### Problem details
All entries are to be given again verbatim.
╭─ Exercise material
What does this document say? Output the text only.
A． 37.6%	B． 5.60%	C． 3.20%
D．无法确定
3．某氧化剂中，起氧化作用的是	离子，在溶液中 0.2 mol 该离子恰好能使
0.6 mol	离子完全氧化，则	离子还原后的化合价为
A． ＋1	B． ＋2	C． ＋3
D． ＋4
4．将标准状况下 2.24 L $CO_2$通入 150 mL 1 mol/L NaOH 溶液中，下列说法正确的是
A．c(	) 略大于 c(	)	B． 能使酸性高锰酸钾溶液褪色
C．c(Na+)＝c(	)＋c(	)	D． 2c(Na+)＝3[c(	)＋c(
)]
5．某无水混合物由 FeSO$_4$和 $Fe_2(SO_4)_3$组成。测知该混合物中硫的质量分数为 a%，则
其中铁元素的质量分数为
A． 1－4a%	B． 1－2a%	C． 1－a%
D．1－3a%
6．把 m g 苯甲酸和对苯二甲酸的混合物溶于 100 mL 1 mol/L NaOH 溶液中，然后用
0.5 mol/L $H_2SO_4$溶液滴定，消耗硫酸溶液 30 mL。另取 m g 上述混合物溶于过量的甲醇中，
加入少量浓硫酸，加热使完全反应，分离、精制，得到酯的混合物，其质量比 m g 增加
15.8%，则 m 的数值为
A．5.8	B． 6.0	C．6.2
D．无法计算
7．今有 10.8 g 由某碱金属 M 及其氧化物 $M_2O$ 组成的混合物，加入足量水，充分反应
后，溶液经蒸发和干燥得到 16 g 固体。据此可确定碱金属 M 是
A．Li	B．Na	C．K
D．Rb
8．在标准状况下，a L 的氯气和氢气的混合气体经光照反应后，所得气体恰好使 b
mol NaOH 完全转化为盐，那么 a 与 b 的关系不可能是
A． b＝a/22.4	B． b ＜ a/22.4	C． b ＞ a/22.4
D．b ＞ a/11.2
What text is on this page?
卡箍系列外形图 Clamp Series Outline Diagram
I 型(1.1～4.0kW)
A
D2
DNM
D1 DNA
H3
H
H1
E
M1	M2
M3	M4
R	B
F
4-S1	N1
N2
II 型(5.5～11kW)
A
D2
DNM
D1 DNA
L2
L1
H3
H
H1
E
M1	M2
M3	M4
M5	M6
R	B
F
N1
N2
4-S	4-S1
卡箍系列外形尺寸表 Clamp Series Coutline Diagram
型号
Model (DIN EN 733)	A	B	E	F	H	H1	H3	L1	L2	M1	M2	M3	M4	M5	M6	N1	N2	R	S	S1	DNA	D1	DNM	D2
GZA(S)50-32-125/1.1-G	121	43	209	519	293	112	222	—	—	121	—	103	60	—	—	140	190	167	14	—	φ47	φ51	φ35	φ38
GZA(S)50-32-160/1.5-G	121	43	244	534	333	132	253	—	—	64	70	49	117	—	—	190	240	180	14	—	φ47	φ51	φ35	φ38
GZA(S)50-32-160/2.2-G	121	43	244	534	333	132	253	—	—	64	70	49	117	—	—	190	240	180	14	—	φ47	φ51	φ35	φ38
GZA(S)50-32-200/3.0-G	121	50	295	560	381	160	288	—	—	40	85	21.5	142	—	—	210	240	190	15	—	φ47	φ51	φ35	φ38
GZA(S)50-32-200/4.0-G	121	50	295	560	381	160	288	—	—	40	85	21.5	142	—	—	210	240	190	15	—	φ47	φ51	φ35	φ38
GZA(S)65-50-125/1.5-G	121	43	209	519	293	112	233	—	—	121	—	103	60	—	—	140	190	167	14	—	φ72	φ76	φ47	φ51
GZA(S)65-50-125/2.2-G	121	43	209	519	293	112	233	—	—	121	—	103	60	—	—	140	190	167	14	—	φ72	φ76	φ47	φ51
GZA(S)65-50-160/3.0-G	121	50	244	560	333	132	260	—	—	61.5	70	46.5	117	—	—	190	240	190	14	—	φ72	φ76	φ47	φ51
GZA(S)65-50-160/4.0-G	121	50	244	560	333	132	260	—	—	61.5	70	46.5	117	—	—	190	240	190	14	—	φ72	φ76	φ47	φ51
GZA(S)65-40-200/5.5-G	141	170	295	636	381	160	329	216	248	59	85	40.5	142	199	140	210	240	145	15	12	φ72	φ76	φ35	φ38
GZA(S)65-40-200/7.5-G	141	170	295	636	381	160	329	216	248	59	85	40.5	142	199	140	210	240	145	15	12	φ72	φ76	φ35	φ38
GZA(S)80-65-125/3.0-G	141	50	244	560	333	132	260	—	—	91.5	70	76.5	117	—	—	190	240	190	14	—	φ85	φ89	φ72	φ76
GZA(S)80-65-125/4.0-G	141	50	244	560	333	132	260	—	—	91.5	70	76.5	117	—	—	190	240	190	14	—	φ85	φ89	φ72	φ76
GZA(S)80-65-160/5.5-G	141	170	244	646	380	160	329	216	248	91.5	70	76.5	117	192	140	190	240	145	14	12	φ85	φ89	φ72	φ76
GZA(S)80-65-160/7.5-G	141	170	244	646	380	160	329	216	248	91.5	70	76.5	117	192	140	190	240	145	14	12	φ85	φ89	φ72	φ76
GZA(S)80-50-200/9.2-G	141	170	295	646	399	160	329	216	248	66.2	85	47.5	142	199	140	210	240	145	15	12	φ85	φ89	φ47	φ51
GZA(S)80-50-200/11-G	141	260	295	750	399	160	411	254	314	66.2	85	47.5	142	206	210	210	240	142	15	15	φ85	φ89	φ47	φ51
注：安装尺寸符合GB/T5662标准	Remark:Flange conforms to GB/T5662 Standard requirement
╰─
### Final result
What does this document say? Output the text only.
A． 37.6%	B． 5.60%	C． 3.20%
D．无法确定
3．某氧化剂中，起氧化作用的是	离子，在溶液中 0.2 mol 该离子恰好能使
0.6 mol	离子完全氧化，则	离子还原后的化合价为
A． ＋1	B． ＋2	C． ＋3
D． ＋4
4．将标准状况下 2.24 L $CO_2$通入 150 mL 1 mol/L NaOH 溶液中，下列说法正确的是
A．c(	) 略大于 c(	)	B． 能使酸性高锰酸钾溶液褪色
C．c(Na+)＝c(	)＋c(	)	D． 2c(Na+)＝3[c(	)＋c(
)]
5．某无水混合物由 FeSO$_4$和 $Fe_2(SO_4)_3$组成。测知该混合物中硫的质量分数为 a%，则
其中铁元素的质量分数为
A． 1－4a%	B． 1－2a%	C． 1－a%
D．1－3a%
6．把 m g 苯甲酸和对苯二甲酸的混合物溶于 100 mL 1 mol/L NaOH 溶液中，然后用
0.5 mol/L $H_2SO_4$溶液滴定，消耗硫酸溶液 30 mL。另取 m g 上述混合物溶于过量的甲醇中，
加入少量浓硫酸，加热使完全反应，分离、精制，得到酯的混合物，其质量比 m g 增加
15.8%，则 m 的数值为
A．5.8	B． 6.0	C．6.2
D．无法计算
7．今有 10.8 g 由某碱金属 M 及其氧化物 $M_2O$ 组成的混合物，加入足量水，充分反应
后，溶液经蒸发和干燥得到 16 g 固体。据此可确定碱金属 M 是
A．Li	B．Na	C．K
D．Rb
8．在标准状况下，a L 的氯气和氢气的混合气体经光照反应后，所得气体恰好使 b
mol NaOH 完全转化为盐，那么 a 与 b 的关系不可能是
A． b＝a/22.4	B． b ＜ a/22.4	C． b ＞ a/22.4
D．b ＞ a/11.2
What text is on this page?
卡箍系列外形图 Clamp Series Outline Diagram
I 型(1.1～4.0kW)
A
D2
DNM
D1 DNA
H3
H
H1
E
M1	M2
M3	M4
R	B
F
4-S1	N1
N2
II 型(5.5～11kW)
A
D2
DNM
D1 DNA
L2
L1
H3
H
H1
E
M1	M2
M3	M4
M5	M6
R	B
F
N1
N2
4-S	4-S1
卡箍系列外形尺寸表 Clamp Series Coutline Diagram
型号
Model (DIN EN 733)	A	B	E	F	H	H1	H3	L1	L2	M1	M2	M3	M4	M5	M6	N1	N2	R	S	S1	DNA	D1	DNM	D2
GZA(S)50-32-125/1.1-G	121	43	209	519	293	112	222	—	—	121	—	103	60	—	—	140	190	167	14	—	φ47	φ51	φ35	φ38
GZA(S)50-32-160/1.5-G	121	43	244	534	333	132	253	—	—	64	70	49	117	—	—	190	240	180	14	—	φ47	φ51	φ35	φ38
GZA(S)50-32-160/2.2-G	121	43	244	534	333	132	253	—	—	64	70	49	117	—	—	190	240	180	14	—	φ47	φ51	φ35	φ38
GZA(S)50-32-200/3.0-G	121	50	295	560	381	160	288	—	—	40	85	21.5	142	—	—	210	240	190	15	—	φ47	φ51	φ35	φ38
GZA(S)50-32-200/4.0-G	121	50	295	560	381	160	288	—	—	40	85	21.5	142	—	—	210	240	190	15	—	φ47	φ51	φ35	φ38
GZA(S)65-50-125/1.5-G	121	43	209	519	293	112	233	—	—	121	—	103	60	—	—	140	190	167	14	—	φ72	φ76	φ47	φ51
GZA(S)65-50-125/2.2-G	121	43	209	519	293	112	233	—	—	121	—	103	60	—	—	140	190	167	14	—	φ72	φ76	φ47	φ51
GZA(S)65-50-160/3.0-G	121	50	244	560	333	132	260	—	—	61.5	70	46.5	117	—	—	190	240	190	14	—	φ72	φ76	φ47	φ51
GZA(S)65-50-160/4.0-G	121	50	244	560	333	132	260	—	—	61.5	70	46.5	117	—	—	190	240	190	14	—	φ72	φ76	φ47	φ51
GZA(S)65-40-200/5.5-G	141	170	295	636	381	160	329	216	248	59	85	40.5	142	199	140	210	240	145	15	12	φ72	φ76	φ35	φ38
GZA(S)65-40-200/7.5-G	141	170	295	636	381	160	329	216	248	59	85	40.5	142	199	140	210	240	145	15	12	φ72	φ76	φ35	φ38
GZA(S)80-65-125/3.0-G	141	50	244	560	333	132	260	—	—	91.5	70	76.5	117	—	—	190	240	190	14	—	φ85	φ89	φ72	φ76
GZA(S)80-65-125/4.0-G	141	50	244	560	333	132	260	—	—	91.5	70	76.5	117	—	—	190	240	190	14	—	φ85	φ89	φ72	φ76
GZA(S)80-65-160/5.5-G	141	170	244	646	380	160	329	216	248	91.5	70	76.5	117	192	140	190	240	145	14	12	φ85	φ89	φ72	φ76
GZA(S)80-65-160/7.5-G	141	170	244	646	380	160	329	216	248	91.5	70	76.5	117	192	140	190	240	145	14	12	φ85	φ89	φ72	φ76
GZA(S)80-50-200/9.2-G	141	170	295	646	399	160	329	216	248	66.2	85	47.5	142	199	140	210	240	145	15	12	φ85	φ89	φ47	φ51
GZA(S)80-50-200/11-G	141	260	295	750	399	160	411	254	314	66.2	85	47.5	142	206	210	210	240	142	15	15	φ85	φ89	φ47	φ51
注：安装尺寸符合GB/T5662标准	Remark:Flange conforms to GB/T5662 Standard requirement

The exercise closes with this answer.